Entries from a visual dataset:
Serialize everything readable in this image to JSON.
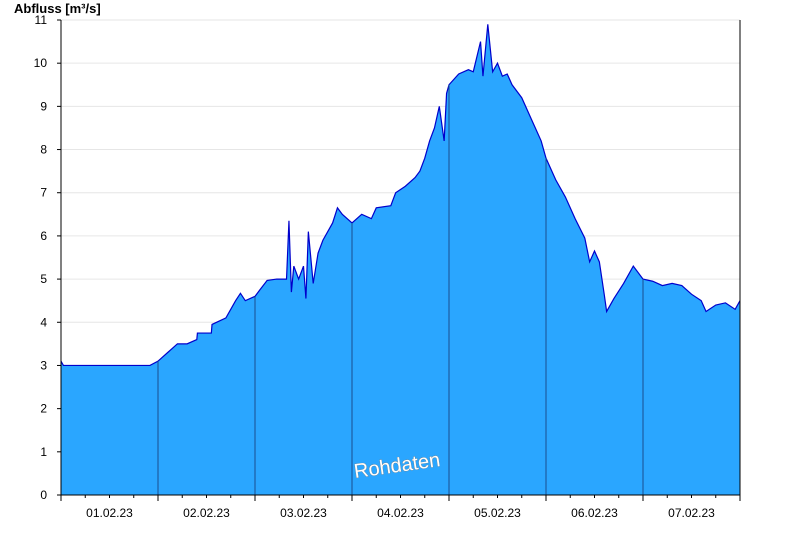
{
  "colors": {
    "area_fill": "#2aa6ff",
    "line": "#0000cc",
    "day_separator": "#1a4d8f",
    "grid": "#e6e6e6",
    "axis": "#000000"
  },
  "chart_data": {
    "type": "area",
    "ylabel": "Abfluss [m³/s]",
    "ylim": [
      0,
      11
    ],
    "yticks": [
      0,
      1,
      2,
      3,
      4,
      5,
      6,
      7,
      8,
      9,
      10,
      11
    ],
    "x_unit": "days",
    "xlim": [
      "2023-02-01T00:00",
      "2023-02-08T00:00"
    ],
    "xticks": [
      "01.02.23",
      "02.02.23",
      "03.02.23",
      "04.02.23",
      "05.02.23",
      "06.02.23",
      "07.02.23"
    ],
    "grid": true,
    "watermark": "Rohdaten",
    "series": [
      {
        "values": [
          [
            "2023-02-01T00:00",
            3.1
          ],
          [
            "2023-02-01T00:36",
            3.0
          ],
          [
            "2023-02-01T06:00",
            3.0
          ],
          [
            "2023-02-01T12:00",
            3.0
          ],
          [
            "2023-02-01T18:00",
            3.0
          ],
          [
            "2023-02-01T22:00",
            3.0
          ],
          [
            "2023-02-02T00:00",
            3.1
          ],
          [
            "2023-02-02T01:12",
            3.2
          ],
          [
            "2023-02-02T02:24",
            3.3
          ],
          [
            "2023-02-02T03:36",
            3.4
          ],
          [
            "2023-02-02T04:48",
            3.5
          ],
          [
            "2023-02-02T07:12",
            3.5
          ],
          [
            "2023-02-02T09:36",
            3.6
          ],
          [
            "2023-02-02T09:45",
            3.75
          ],
          [
            "2023-02-02T13:12",
            3.75
          ],
          [
            "2023-02-02T13:22",
            3.95
          ],
          [
            "2023-02-02T16:48",
            4.1
          ],
          [
            "2023-02-02T19:12",
            4.5
          ],
          [
            "2023-02-02T20:24",
            4.67
          ],
          [
            "2023-02-02T21:36",
            4.5
          ],
          [
            "2023-02-03T00:00",
            4.6
          ],
          [
            "2023-02-03T01:12",
            4.75
          ],
          [
            "2023-02-03T03:00",
            4.97
          ],
          [
            "2023-02-03T05:24",
            5.0
          ],
          [
            "2023-02-03T07:48",
            5.0
          ],
          [
            "2023-02-03T08:24",
            6.35
          ],
          [
            "2023-02-03T09:00",
            4.7
          ],
          [
            "2023-02-03T09:36",
            5.3
          ],
          [
            "2023-02-03T10:48",
            5.0
          ],
          [
            "2023-02-03T12:00",
            5.3
          ],
          [
            "2023-02-03T12:36",
            4.55
          ],
          [
            "2023-02-03T13:12",
            6.1
          ],
          [
            "2023-02-03T14:24",
            4.9
          ],
          [
            "2023-02-03T15:36",
            5.6
          ],
          [
            "2023-02-03T16:48",
            5.9
          ],
          [
            "2023-02-03T19:12",
            6.3
          ],
          [
            "2023-02-03T20:24",
            6.65
          ],
          [
            "2023-02-03T21:36",
            6.5
          ],
          [
            "2023-02-04T00:00",
            6.3
          ],
          [
            "2023-02-04T02:24",
            6.5
          ],
          [
            "2023-02-04T04:48",
            6.4
          ],
          [
            "2023-02-04T06:00",
            6.65
          ],
          [
            "2023-02-04T09:36",
            6.7
          ],
          [
            "2023-02-04T10:48",
            7.0
          ],
          [
            "2023-02-04T13:12",
            7.15
          ],
          [
            "2023-02-04T15:36",
            7.35
          ],
          [
            "2023-02-04T16:48",
            7.5
          ],
          [
            "2023-02-04T18:00",
            7.8
          ],
          [
            "2023-02-04T19:12",
            8.2
          ],
          [
            "2023-02-04T20:24",
            8.5
          ],
          [
            "2023-02-04T21:36",
            9.0
          ],
          [
            "2023-02-04T22:48",
            8.2
          ],
          [
            "2023-02-04T23:24",
            9.3
          ],
          [
            "2023-02-05T00:00",
            9.5
          ],
          [
            "2023-02-05T02:24",
            9.75
          ],
          [
            "2023-02-05T04:48",
            9.85
          ],
          [
            "2023-02-05T06:00",
            9.8
          ],
          [
            "2023-02-05T07:48",
            10.5
          ],
          [
            "2023-02-05T08:24",
            9.7
          ],
          [
            "2023-02-05T09:36",
            10.9
          ],
          [
            "2023-02-05T10:48",
            9.8
          ],
          [
            "2023-02-05T12:00",
            10.0
          ],
          [
            "2023-02-05T13:12",
            9.7
          ],
          [
            "2023-02-05T14:24",
            9.75
          ],
          [
            "2023-02-05T15:36",
            9.5
          ],
          [
            "2023-02-05T18:00",
            9.2
          ],
          [
            "2023-02-05T20:24",
            8.7
          ],
          [
            "2023-02-05T22:48",
            8.2
          ],
          [
            "2023-02-06T00:00",
            7.8
          ],
          [
            "2023-02-06T02:24",
            7.3
          ],
          [
            "2023-02-06T04:48",
            6.9
          ],
          [
            "2023-02-06T07:12",
            6.4
          ],
          [
            "2023-02-06T09:36",
            5.95
          ],
          [
            "2023-02-06T10:48",
            5.4
          ],
          [
            "2023-02-06T12:00",
            5.65
          ],
          [
            "2023-02-06T13:12",
            5.4
          ],
          [
            "2023-02-06T14:24",
            4.65
          ],
          [
            "2023-02-06T15:00",
            4.25
          ],
          [
            "2023-02-06T16:48",
            4.55
          ],
          [
            "2023-02-06T19:12",
            4.9
          ],
          [
            "2023-02-06T21:36",
            5.3
          ],
          [
            "2023-02-07T00:00",
            5.0
          ],
          [
            "2023-02-07T02:24",
            4.95
          ],
          [
            "2023-02-07T04:48",
            4.85
          ],
          [
            "2023-02-07T07:12",
            4.9
          ],
          [
            "2023-02-07T09:36",
            4.85
          ],
          [
            "2023-02-07T12:00",
            4.65
          ],
          [
            "2023-02-07T14:24",
            4.5
          ],
          [
            "2023-02-07T15:36",
            4.25
          ],
          [
            "2023-02-07T18:00",
            4.4
          ],
          [
            "2023-02-07T20:24",
            4.45
          ],
          [
            "2023-02-07T22:48",
            4.3
          ],
          [
            "2023-02-08T00:00",
            4.5
          ]
        ]
      }
    ]
  }
}
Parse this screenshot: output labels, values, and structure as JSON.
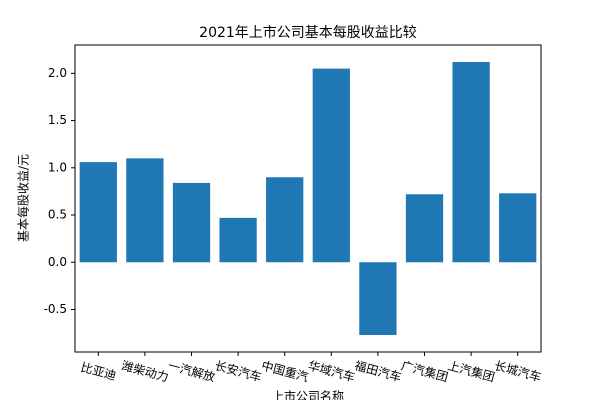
{
  "chart_data": {
    "type": "bar",
    "title": "2021年上市公司基本每股收益比较",
    "xlabel": "上市公司名称",
    "ylabel": "基本每股收益/元",
    "categories": [
      "比亚迪",
      "潍柴动力",
      "一汽解放",
      "长安汽车",
      "中国重汽",
      "华域汽车",
      "福田汽车",
      "广汽集团",
      "上汽集团",
      "长城汽车"
    ],
    "values": [
      1.06,
      1.1,
      0.84,
      0.47,
      0.9,
      2.05,
      -0.77,
      0.72,
      2.12,
      0.73
    ],
    "color": "#1f77b4",
    "ylim": [
      -0.95,
      2.3
    ],
    "yticks": [
      -0.5,
      {
        "value": 0,
        "label": "0.0"
      },
      0.5,
      {
        "value": 1,
        "label": "1.0"
      },
      1.5,
      {
        "value": 2,
        "label": "2.0"
      }
    ],
    "grid": false
  }
}
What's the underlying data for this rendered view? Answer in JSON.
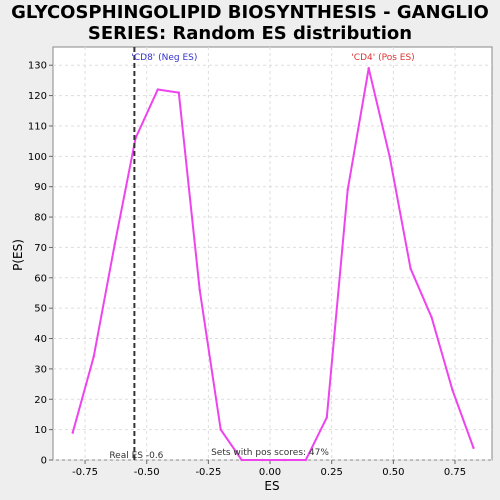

● TASK STATEMENT
Restate every record exactly, please; do not copy the pictures.

● TASK OUTPUT
Serialize everything readable in this image to JSON.
{
  "colors": {
    "area_fill": "#2aa6ff",
    "line": "#0000cc",
    "day_separator": "#1a4d8f",
    "grid": "#e6e6e6",
    "axis": "#000000"
  },
  "chart_data": {
    "type": "area",
    "ylabel": "Abfluss [m³/s]",
    "ylim": [
      0,
      11
    ],
    "yticks": [
      0,
      1,
      2,
      3,
      4,
      5,
      6,
      7,
      8,
      9,
      10,
      11
    ],
    "x_unit": "days",
    "xlim": [
      "2023-02-01T00:00",
      "2023-02-08T00:00"
    ],
    "xticks": [
      "01.02.23",
      "02.02.23",
      "03.02.23",
      "04.02.23",
      "05.02.23",
      "06.02.23",
      "07.02.23"
    ],
    "grid": true,
    "watermark": "Rohdaten",
    "series": [
      {
        "values": [
          [
            "2023-02-01T00:00",
            3.1
          ],
          [
            "2023-02-01T00:36",
            3.0
          ],
          [
            "2023-02-01T06:00",
            3.0
          ],
          [
            "2023-02-01T12:00",
            3.0
          ],
          [
            "2023-02-01T18:00",
            3.0
          ],
          [
            "2023-02-01T22:00",
            3.0
          ],
          [
            "2023-02-02T00:00",
            3.1
          ],
          [
            "2023-02-02T01:12",
            3.2
          ],
          [
            "2023-02-02T02:24",
            3.3
          ],
          [
            "2023-02-02T03:36",
            3.4
          ],
          [
            "2023-02-02T04:48",
            3.5
          ],
          [
            "2023-02-02T07:12",
            3.5
          ],
          [
            "2023-02-02T09:36",
            3.6
          ],
          [
            "2023-02-02T09:45",
            3.75
          ],
          [
            "2023-02-02T13:12",
            3.75
          ],
          [
            "2023-02-02T13:22",
            3.95
          ],
          [
            "2023-02-02T16:48",
            4.1
          ],
          [
            "2023-02-02T19:12",
            4.5
          ],
          [
            "2023-02-02T20:24",
            4.67
          ],
          [
            "2023-02-02T21:36",
            4.5
          ],
          [
            "2023-02-03T00:00",
            4.6
          ],
          [
            "2023-02-03T01:12",
            4.75
          ],
          [
            "2023-02-03T03:00",
            4.97
          ],
          [
            "2023-02-03T05:24",
            5.0
          ],
          [
            "2023-02-03T07:48",
            5.0
          ],
          [
            "2023-02-03T08:24",
            6.35
          ],
          [
            "2023-02-03T09:00",
            4.7
          ],
          [
            "2023-02-03T09:36",
            5.3
          ],
          [
            "2023-02-03T10:48",
            5.0
          ],
          [
            "2023-02-03T12:00",
            5.3
          ],
          [
            "2023-02-03T12:36",
            4.55
          ],
          [
            "2023-02-03T13:12",
            6.1
          ],
          [
            "2023-02-03T14:24",
            4.9
          ],
          [
            "2023-02-03T15:36",
            5.6
          ],
          [
            "2023-02-03T16:48",
            5.9
          ],
          [
            "2023-02-03T19:12",
            6.3
          ],
          [
            "2023-02-03T20:24",
            6.65
          ],
          [
            "2023-02-03T21:36",
            6.5
          ],
          [
            "2023-02-04T00:00",
            6.3
          ],
          [
            "2023-02-04T02:24",
            6.5
          ],
          [
            "2023-02-04T04:48",
            6.4
          ],
          [
            "2023-02-04T06:00",
            6.65
          ],
          [
            "2023-02-04T09:36",
            6.7
          ],
          [
            "2023-02-04T10:48",
            7.0
          ],
          [
            "2023-02-04T13:12",
            7.15
          ],
          [
            "2023-02-04T15:36",
            7.35
          ],
          [
            "2023-02-04T16:48",
            7.5
          ],
          [
            "2023-02-04T18:00",
            7.8
          ],
          [
            "2023-02-04T19:12",
            8.2
          ],
          [
            "2023-02-04T20:24",
            8.5
          ],
          [
            "2023-02-04T21:36",
            9.0
          ],
          [
            "2023-02-04T22:48",
            8.2
          ],
          [
            "2023-02-04T23:24",
            9.3
          ],
          [
            "2023-02-05T00:00",
            9.5
          ],
          [
            "2023-02-05T02:24",
            9.75
          ],
          [
            "2023-02-05T04:48",
            9.85
          ],
          [
            "2023-02-05T06:00",
            9.8
          ],
          [
            "2023-02-05T07:48",
            10.5
          ],
          [
            "2023-02-05T08:24",
            9.7
          ],
          [
            "2023-02-05T09:36",
            10.9
          ],
          [
            "2023-02-05T10:48",
            9.8
          ],
          [
            "2023-02-05T12:00",
            10.0
          ],
          [
            "2023-02-05T13:12",
            9.7
          ],
          [
            "2023-02-05T14:24",
            9.75
          ],
          [
            "2023-02-05T15:36",
            9.5
          ],
          [
            "2023-02-05T18:00",
            9.2
          ],
          [
            "2023-02-05T20:24",
            8.7
          ],
          [
            "2023-02-05T22:48",
            8.2
          ],
          [
            "2023-02-06T00:00",
            7.8
          ],
          [
            "2023-02-06T02:24",
            7.3
          ],
          [
            "2023-02-06T04:48",
            6.9
          ],
          [
            "2023-02-06T07:12",
            6.4
          ],
          [
            "2023-02-06T09:36",
            5.95
          ],
          [
            "2023-02-06T10:48",
            5.4
          ],
          [
            "2023-02-06T12:00",
            5.65
          ],
          [
            "2023-02-06T13:12",
            5.4
          ],
          [
            "2023-02-06T14:24",
            4.65
          ],
          [
            "2023-02-06T15:00",
            4.25
          ],
          [
            "2023-02-06T16:48",
            4.55
          ],
          [
            "2023-02-06T19:12",
            4.9
          ],
          [
            "2023-02-06T21:36",
            5.3
          ],
          [
            "2023-02-07T00:00",
            5.0
          ],
          [
            "2023-02-07T02:24",
            4.95
          ],
          [
            "2023-02-07T04:48",
            4.85
          ],
          [
            "2023-02-07T07:12",
            4.9
          ],
          [
            "2023-02-07T09:36",
            4.85
          ],
          [
            "2023-02-07T12:00",
            4.65
          ],
          [
            "2023-02-07T14:24",
            4.5
          ],
          [
            "2023-02-07T15:36",
            4.25
          ],
          [
            "2023-02-07T18:00",
            4.4
          ],
          [
            "2023-02-07T20:24",
            4.45
          ],
          [
            "2023-02-07T22:48",
            4.3
          ],
          [
            "2023-02-08T00:00",
            4.5
          ]
        ]
      }
    ]
  }
}
Parse this screenshot: output labels, values, and structure as JSON.
{
  "chart_data": {
    "type": "bar",
    "title": "2021年上市公司基本每股收益比较",
    "xlabel": "上市公司名称",
    "ylabel": "基本每股收益/元",
    "categories": [
      "比亚迪",
      "潍柴动力",
      "一汽解放",
      "长安汽车",
      "中国重汽",
      "华域汽车",
      "福田汽车",
      "广汽集团",
      "上汽集团",
      "长城汽车"
    ],
    "values": [
      1.06,
      1.1,
      0.84,
      0.47,
      0.9,
      2.05,
      -0.77,
      0.72,
      2.12,
      0.73
    ],
    "color": "#1f77b4",
    "ylim": [
      -0.95,
      2.3
    ],
    "yticks": [
      -0.5,
      {
        "value": 0,
        "label": "0.0"
      },
      0.5,
      {
        "value": 1,
        "label": "1.0"
      },
      1.5,
      {
        "value": 2,
        "label": "2.0"
      }
    ],
    "grid": false
  }
}
What's the underlying data for this rendered view? Answer in JSON.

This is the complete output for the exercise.